* START EXTRACTED INFORMATION *
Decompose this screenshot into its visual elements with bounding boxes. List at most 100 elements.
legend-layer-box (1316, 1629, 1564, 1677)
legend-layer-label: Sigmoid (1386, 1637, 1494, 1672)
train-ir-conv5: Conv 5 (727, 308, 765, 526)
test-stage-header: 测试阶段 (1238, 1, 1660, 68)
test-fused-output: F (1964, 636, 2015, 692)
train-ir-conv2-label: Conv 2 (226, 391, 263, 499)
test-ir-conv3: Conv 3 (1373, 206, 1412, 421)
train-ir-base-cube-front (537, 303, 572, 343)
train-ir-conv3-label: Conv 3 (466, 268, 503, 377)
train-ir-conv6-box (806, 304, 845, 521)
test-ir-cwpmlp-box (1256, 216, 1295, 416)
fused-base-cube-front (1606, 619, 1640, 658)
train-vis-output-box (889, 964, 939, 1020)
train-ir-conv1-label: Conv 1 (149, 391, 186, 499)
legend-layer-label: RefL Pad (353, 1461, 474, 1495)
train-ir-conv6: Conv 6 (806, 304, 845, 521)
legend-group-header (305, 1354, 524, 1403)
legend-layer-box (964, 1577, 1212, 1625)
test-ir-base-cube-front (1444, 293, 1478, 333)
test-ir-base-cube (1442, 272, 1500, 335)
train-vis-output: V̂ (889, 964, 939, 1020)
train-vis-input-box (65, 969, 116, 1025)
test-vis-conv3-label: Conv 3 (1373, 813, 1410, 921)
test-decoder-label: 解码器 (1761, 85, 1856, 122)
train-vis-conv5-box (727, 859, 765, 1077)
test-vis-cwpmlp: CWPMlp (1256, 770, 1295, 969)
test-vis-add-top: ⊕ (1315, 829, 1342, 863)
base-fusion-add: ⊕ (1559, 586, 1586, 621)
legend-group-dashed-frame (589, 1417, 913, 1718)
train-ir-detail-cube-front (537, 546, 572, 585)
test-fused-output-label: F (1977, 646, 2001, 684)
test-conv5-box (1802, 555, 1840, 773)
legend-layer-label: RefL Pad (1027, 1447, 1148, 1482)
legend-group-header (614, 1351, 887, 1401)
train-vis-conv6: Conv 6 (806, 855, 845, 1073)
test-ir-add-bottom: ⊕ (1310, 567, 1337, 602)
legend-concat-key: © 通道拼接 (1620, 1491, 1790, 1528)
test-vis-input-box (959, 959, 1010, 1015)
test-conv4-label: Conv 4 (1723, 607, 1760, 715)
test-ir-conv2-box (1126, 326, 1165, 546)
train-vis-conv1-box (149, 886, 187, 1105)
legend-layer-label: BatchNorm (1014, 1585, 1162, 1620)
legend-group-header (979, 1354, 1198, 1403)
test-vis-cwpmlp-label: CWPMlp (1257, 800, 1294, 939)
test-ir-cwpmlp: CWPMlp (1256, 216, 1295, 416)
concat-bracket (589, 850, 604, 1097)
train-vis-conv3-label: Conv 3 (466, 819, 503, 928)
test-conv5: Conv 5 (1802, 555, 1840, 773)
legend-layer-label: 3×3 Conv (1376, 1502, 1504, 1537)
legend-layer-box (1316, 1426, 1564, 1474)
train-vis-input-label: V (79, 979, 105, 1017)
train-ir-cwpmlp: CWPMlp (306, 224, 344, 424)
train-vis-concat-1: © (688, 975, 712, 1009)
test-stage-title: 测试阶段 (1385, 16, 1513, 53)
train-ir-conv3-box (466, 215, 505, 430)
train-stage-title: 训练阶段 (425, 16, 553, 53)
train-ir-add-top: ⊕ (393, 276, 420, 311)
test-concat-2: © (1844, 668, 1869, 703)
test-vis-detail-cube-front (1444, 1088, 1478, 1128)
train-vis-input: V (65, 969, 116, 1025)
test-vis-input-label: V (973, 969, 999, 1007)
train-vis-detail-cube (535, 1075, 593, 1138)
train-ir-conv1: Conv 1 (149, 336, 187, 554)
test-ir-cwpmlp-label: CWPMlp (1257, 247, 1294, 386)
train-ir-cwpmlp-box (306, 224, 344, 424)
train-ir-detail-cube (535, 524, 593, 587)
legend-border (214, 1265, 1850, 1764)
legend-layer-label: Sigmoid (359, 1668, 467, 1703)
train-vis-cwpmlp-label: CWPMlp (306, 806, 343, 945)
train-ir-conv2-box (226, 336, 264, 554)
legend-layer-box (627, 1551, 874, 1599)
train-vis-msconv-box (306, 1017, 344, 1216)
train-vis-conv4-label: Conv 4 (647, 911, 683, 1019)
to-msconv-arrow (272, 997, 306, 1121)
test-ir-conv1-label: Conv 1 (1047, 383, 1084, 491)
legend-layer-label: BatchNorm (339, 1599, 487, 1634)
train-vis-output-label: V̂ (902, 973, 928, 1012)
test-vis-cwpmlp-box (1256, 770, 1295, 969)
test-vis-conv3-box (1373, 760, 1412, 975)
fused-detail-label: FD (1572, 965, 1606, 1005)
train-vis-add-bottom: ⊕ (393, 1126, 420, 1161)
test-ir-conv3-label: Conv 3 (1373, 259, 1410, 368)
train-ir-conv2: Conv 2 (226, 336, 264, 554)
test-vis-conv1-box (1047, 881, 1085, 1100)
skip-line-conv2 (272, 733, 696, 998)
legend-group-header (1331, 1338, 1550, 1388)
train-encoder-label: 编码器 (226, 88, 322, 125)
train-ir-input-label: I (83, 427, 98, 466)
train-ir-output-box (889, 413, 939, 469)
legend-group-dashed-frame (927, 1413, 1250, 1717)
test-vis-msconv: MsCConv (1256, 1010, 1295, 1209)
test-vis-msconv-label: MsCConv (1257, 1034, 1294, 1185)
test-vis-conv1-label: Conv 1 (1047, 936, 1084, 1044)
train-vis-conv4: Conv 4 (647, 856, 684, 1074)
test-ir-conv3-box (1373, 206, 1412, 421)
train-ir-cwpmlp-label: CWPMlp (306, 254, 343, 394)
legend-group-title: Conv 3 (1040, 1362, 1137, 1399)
* END EXTRACTED INFORMATION *
Can you copy out all of the entries above verbatim?

• **THE SOLUTION**
Decompose this screenshot into its visual elements with bounding boxes. List at most 100 elements.
legend-layer-box (1316, 1629, 1564, 1677)
legend-layer-label: Sigmoid (1386, 1637, 1494, 1672)
train-ir-conv5: Conv 5 (727, 308, 765, 526)
test-stage-header: 测试阶段 (1238, 1, 1660, 68)
test-fused-output: F (1964, 636, 2015, 692)
train-ir-conv2-label: Conv 2 (226, 391, 263, 499)
test-ir-conv3: Conv 3 (1373, 206, 1412, 421)
train-ir-base-cube-front (537, 303, 572, 343)
train-ir-conv3-label: Conv 3 (466, 268, 503, 377)
train-ir-conv6-box (806, 304, 845, 521)
test-ir-cwpmlp-box (1256, 216, 1295, 416)
fused-base-cube-front (1606, 619, 1640, 658)
train-vis-output-box (889, 964, 939, 1020)
train-ir-conv1-label: Conv 1 (149, 391, 186, 499)
legend-layer-label: RefL Pad (353, 1461, 474, 1495)
train-ir-conv6: Conv 6 (806, 304, 845, 521)
legend-group-header (305, 1354, 524, 1403)
legend-layer-box (964, 1577, 1212, 1625)
test-ir-base-cube-front (1444, 293, 1478, 333)
test-ir-base-cube (1442, 272, 1500, 335)
train-vis-output: V̂ (889, 964, 939, 1020)
train-vis-input-box (65, 969, 116, 1025)
test-vis-conv3-label: Conv 3 (1373, 813, 1410, 921)
test-decoder-label: 解码器 (1761, 85, 1856, 122)
train-vis-conv5-box (727, 859, 765, 1077)
test-vis-cwpmlp: CWPMlp (1256, 770, 1295, 969)
test-vis-add-top: ⊕ (1315, 829, 1342, 863)
base-fusion-add: ⊕ (1559, 586, 1586, 621)
legend-group-dashed-frame (589, 1417, 913, 1718)
train-ir-detail-cube-front (537, 546, 572, 585)
test-fused-output-label: F (1977, 646, 2001, 684)
test-conv5-box (1802, 555, 1840, 773)
legend-layer-label: RefL Pad (1027, 1447, 1148, 1482)
legend-group-header (614, 1351, 887, 1401)
train-vis-conv6: Conv 6 (806, 855, 845, 1073)
test-ir-add-bottom: ⊕ (1310, 567, 1337, 602)
legend-concat-key: © 通道拼接 (1620, 1491, 1790, 1528)
test-vis-input-box (959, 959, 1010, 1015)
test-conv4-label: Conv 4 (1723, 607, 1760, 715)
test-ir-conv2-box (1126, 326, 1165, 546)
train-vis-conv1-box (149, 886, 187, 1105)
legend-layer-label: BatchNorm (1014, 1585, 1162, 1620)
legend-group-header (979, 1354, 1198, 1403)
test-vis-cwpmlp-label: CWPMlp (1257, 800, 1294, 939)
test-ir-cwpmlp: CWPMlp (1256, 216, 1295, 416)
concat-bracket (589, 850, 604, 1097)
train-vis-conv3-label: Conv 3 (466, 819, 503, 928)
test-conv5: Conv 5 (1802, 555, 1840, 773)
legend-layer-label: 3×3 Conv (1376, 1502, 1504, 1537)
legend-layer-box (1316, 1426, 1564, 1474)
train-vis-input-label: V (79, 979, 105, 1017)
train-ir-cwpmlp: CWPMlp (306, 224, 344, 424)
train-vis-concat-1: © (688, 975, 712, 1009)
test-stage-title: 测试阶段 (1385, 16, 1513, 53)
train-ir-conv3-box (466, 215, 505, 430)
train-stage-title: 训练阶段 (425, 16, 553, 53)
train-ir-add-top: ⊕ (393, 276, 420, 311)
test-concat-2: © (1844, 668, 1869, 703)
test-vis-detail-cube-front (1444, 1088, 1478, 1128)
train-vis-input: V (65, 969, 116, 1025)
test-vis-input-label: V (973, 969, 999, 1007)
train-vis-detail-cube (535, 1075, 593, 1138)
train-ir-conv1: Conv 1 (149, 336, 187, 554)
test-ir-cwpmlp-label: CWPMlp (1257, 247, 1294, 386)
train-ir-cwpmlp-box (306, 224, 344, 424)
train-ir-detail-cube (535, 524, 593, 587)
legend-border (214, 1265, 1850, 1764)
legend-layer-label: Sigmoid (359, 1668, 467, 1703)
train-vis-cwpmlp-label: CWPMlp (306, 806, 343, 945)
train-ir-conv2-box (226, 336, 264, 554)
legend-layer-box (627, 1551, 874, 1599)
train-vis-msconv-box (306, 1017, 344, 1216)
train-vis-conv4-label: Conv 4 (647, 911, 683, 1019)
to-msconv-arrow (272, 997, 306, 1121)
test-ir-conv1-label: Conv 1 (1047, 383, 1084, 491)
legend-layer-label: BatchNorm (339, 1599, 487, 1634)
train-vis-output-label: V̂ (902, 973, 928, 1012)
test-vis-cwpmlp-box (1256, 770, 1295, 969)
test-vis-conv3-box (1373, 760, 1412, 975)
fused-detail-label: FD (1572, 965, 1606, 1005)
train-vis-add-bottom: ⊕ (393, 1126, 420, 1161)
test-ir-conv3-label: Conv 3 (1373, 259, 1410, 368)
train-ir-conv2: Conv 2 (226, 336, 264, 554)
test-vis-conv1-box (1047, 881, 1085, 1100)
skip-line-conv2 (272, 733, 696, 998)
legend-group-header (1331, 1338, 1550, 1388)
train-encoder-label: 编码器 (226, 88, 322, 125)
train-ir-input-label: I (83, 427, 98, 466)
train-ir-output-box (889, 413, 939, 469)
legend-group-dashed-frame (927, 1413, 1250, 1717)
test-vis-msconv: MsCConv (1256, 1010, 1295, 1209)
test-vis-msconv-label: MsCConv (1257, 1034, 1294, 1185)
test-vis-conv1-label: Conv 1 (1047, 936, 1084, 1044)
train-vis-conv4: Conv 4 (647, 856, 684, 1074)
test-ir-conv3-box (1373, 206, 1412, 421)
train-ir-cwpmlp-label: CWPMlp (306, 254, 343, 394)
legend-group-title: Conv 3 (1040, 1362, 1137, 1399)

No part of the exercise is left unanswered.